_Records supplied_.
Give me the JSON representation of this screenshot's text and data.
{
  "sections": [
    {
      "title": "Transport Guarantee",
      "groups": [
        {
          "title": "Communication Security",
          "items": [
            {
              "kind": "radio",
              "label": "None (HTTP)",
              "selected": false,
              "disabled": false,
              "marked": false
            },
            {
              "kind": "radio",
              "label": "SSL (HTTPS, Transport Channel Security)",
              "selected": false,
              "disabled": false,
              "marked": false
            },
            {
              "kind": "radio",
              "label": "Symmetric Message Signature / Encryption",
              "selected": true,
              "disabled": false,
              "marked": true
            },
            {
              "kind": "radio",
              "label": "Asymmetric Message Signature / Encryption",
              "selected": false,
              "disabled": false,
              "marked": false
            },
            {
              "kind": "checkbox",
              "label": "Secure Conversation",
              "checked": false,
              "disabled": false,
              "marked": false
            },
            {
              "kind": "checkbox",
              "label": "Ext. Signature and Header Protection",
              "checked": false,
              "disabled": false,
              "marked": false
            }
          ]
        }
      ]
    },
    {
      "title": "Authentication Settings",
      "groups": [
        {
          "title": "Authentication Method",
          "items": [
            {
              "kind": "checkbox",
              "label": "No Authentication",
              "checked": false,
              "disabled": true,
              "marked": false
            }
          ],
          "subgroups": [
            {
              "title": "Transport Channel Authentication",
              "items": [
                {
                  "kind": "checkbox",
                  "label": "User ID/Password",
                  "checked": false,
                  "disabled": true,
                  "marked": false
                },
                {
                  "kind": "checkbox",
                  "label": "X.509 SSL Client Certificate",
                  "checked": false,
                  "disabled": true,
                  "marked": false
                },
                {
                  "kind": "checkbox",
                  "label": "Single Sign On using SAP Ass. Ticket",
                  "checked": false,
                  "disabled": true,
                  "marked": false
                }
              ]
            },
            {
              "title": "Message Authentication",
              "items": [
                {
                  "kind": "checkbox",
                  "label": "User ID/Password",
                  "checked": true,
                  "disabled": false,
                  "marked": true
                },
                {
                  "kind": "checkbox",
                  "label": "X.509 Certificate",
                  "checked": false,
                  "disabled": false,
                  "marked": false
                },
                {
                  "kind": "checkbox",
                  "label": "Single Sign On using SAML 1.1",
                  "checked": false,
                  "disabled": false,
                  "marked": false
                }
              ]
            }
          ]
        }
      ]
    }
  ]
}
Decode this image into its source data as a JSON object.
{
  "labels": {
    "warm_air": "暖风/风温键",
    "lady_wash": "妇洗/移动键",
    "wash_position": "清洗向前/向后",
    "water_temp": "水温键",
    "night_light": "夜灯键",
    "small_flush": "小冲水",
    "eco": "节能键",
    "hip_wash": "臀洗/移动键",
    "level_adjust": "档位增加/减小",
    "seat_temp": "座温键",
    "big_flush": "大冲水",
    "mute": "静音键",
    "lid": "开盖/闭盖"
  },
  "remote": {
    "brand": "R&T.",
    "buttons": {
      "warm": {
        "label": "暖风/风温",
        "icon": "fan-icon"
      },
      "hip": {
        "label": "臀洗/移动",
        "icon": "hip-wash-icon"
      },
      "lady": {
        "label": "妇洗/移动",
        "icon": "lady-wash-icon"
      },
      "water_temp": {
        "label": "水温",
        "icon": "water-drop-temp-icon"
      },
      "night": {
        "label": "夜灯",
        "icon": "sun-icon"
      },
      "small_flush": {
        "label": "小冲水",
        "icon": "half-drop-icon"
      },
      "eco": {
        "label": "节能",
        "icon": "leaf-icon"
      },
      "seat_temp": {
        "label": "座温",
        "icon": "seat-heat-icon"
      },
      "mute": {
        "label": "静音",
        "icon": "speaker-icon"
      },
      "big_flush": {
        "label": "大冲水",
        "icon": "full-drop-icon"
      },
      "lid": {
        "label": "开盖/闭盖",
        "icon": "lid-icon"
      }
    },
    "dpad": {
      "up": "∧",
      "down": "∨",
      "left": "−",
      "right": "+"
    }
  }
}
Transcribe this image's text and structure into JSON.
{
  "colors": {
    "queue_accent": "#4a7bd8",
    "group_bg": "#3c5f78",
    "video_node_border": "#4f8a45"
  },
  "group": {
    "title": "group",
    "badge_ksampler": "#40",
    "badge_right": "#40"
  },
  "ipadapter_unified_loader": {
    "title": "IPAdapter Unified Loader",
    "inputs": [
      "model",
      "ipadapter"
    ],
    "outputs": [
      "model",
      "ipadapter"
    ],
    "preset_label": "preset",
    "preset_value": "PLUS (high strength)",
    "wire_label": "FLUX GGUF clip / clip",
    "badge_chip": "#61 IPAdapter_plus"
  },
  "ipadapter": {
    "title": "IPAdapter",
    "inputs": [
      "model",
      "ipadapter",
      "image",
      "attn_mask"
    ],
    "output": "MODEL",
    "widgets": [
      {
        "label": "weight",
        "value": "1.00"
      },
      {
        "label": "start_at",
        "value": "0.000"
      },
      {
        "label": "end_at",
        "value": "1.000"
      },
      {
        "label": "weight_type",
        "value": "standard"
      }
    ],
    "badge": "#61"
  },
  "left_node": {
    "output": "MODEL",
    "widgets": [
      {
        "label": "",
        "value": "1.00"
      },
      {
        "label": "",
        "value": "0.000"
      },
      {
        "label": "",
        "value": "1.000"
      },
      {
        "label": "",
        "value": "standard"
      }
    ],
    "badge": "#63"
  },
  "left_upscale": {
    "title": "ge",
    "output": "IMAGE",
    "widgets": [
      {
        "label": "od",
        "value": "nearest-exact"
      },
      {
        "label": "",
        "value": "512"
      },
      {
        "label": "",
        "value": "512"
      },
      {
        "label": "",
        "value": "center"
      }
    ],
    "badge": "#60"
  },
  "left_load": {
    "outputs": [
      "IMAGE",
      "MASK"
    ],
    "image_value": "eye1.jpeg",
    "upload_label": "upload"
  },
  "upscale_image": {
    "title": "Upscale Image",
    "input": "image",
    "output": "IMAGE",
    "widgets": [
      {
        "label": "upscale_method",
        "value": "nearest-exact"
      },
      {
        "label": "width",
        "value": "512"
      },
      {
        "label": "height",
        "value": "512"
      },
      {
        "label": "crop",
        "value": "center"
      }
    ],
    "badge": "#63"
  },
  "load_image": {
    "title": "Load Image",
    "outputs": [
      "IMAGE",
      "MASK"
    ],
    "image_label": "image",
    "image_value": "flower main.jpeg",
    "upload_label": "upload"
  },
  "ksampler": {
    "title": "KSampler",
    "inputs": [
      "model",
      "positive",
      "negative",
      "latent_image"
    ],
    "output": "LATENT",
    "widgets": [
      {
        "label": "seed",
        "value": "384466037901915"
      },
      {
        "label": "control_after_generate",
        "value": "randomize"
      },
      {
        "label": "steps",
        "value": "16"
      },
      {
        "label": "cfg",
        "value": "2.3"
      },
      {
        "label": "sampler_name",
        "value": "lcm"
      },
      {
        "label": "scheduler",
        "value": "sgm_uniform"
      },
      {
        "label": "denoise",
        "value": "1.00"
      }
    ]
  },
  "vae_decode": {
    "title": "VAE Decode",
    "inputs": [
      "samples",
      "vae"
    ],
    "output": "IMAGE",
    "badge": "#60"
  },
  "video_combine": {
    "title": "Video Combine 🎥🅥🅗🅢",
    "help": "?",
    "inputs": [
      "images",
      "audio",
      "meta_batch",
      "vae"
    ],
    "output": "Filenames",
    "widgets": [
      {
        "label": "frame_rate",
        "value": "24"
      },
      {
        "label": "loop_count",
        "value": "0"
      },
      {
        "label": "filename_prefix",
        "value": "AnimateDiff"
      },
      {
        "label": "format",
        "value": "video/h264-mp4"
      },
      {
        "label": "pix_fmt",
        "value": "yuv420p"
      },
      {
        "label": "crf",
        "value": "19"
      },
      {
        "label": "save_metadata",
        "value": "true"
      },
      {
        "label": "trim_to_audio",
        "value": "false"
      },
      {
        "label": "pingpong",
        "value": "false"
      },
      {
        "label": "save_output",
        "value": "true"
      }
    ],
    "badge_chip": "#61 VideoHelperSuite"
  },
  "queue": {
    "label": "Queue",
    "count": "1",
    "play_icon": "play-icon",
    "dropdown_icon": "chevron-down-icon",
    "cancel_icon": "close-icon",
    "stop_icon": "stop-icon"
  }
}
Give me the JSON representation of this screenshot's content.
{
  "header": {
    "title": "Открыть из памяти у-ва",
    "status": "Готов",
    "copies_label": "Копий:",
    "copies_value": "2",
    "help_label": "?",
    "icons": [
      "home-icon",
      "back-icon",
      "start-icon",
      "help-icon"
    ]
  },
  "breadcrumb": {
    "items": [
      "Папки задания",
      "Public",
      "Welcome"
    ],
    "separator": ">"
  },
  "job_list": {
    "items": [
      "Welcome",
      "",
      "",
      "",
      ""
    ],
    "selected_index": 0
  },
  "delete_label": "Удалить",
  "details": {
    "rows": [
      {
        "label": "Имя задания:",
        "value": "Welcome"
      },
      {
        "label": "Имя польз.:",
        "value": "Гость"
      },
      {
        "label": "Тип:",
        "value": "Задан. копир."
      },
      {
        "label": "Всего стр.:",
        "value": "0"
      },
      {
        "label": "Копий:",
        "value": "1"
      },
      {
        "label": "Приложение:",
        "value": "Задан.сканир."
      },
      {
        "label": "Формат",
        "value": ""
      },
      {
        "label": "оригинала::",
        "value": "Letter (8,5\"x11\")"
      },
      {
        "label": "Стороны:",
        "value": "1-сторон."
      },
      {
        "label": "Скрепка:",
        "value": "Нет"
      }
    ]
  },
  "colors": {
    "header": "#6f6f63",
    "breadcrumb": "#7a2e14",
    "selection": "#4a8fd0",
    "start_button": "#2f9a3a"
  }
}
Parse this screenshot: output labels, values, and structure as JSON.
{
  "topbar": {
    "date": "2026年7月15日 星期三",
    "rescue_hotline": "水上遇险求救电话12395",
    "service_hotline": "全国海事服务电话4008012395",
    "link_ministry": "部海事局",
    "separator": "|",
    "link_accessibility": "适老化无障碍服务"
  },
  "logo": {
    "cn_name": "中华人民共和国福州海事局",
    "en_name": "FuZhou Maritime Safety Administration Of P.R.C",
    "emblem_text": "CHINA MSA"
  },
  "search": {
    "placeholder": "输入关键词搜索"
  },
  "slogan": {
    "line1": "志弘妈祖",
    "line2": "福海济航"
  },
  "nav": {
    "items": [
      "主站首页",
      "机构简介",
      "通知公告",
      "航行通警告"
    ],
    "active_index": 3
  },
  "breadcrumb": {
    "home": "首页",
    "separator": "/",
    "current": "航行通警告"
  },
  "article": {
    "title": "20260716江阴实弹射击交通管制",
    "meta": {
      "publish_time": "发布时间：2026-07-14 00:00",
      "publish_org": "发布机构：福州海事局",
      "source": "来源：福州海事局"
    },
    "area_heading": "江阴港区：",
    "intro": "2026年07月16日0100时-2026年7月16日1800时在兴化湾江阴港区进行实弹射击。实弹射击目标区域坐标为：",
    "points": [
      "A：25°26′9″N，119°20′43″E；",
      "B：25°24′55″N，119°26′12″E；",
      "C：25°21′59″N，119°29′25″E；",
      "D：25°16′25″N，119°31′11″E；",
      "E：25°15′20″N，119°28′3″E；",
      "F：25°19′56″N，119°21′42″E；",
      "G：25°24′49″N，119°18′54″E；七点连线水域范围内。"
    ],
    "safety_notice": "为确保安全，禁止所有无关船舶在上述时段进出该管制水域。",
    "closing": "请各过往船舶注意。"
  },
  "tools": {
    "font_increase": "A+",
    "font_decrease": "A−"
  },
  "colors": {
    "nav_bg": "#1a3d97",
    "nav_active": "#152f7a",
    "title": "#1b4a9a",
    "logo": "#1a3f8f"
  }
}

_Problem statement_.
Show every line from the entries above in which "this" appears.

_Response_.
Give me the JSON representation of this screenshot's text and data.
Decode this image into its source data as a JSON object.
Transcribe this image's text and structure into JSON.
Give me the JSON representation of this screenshot's content.
Parse this screenshot: output labels, values, and structure as JSON.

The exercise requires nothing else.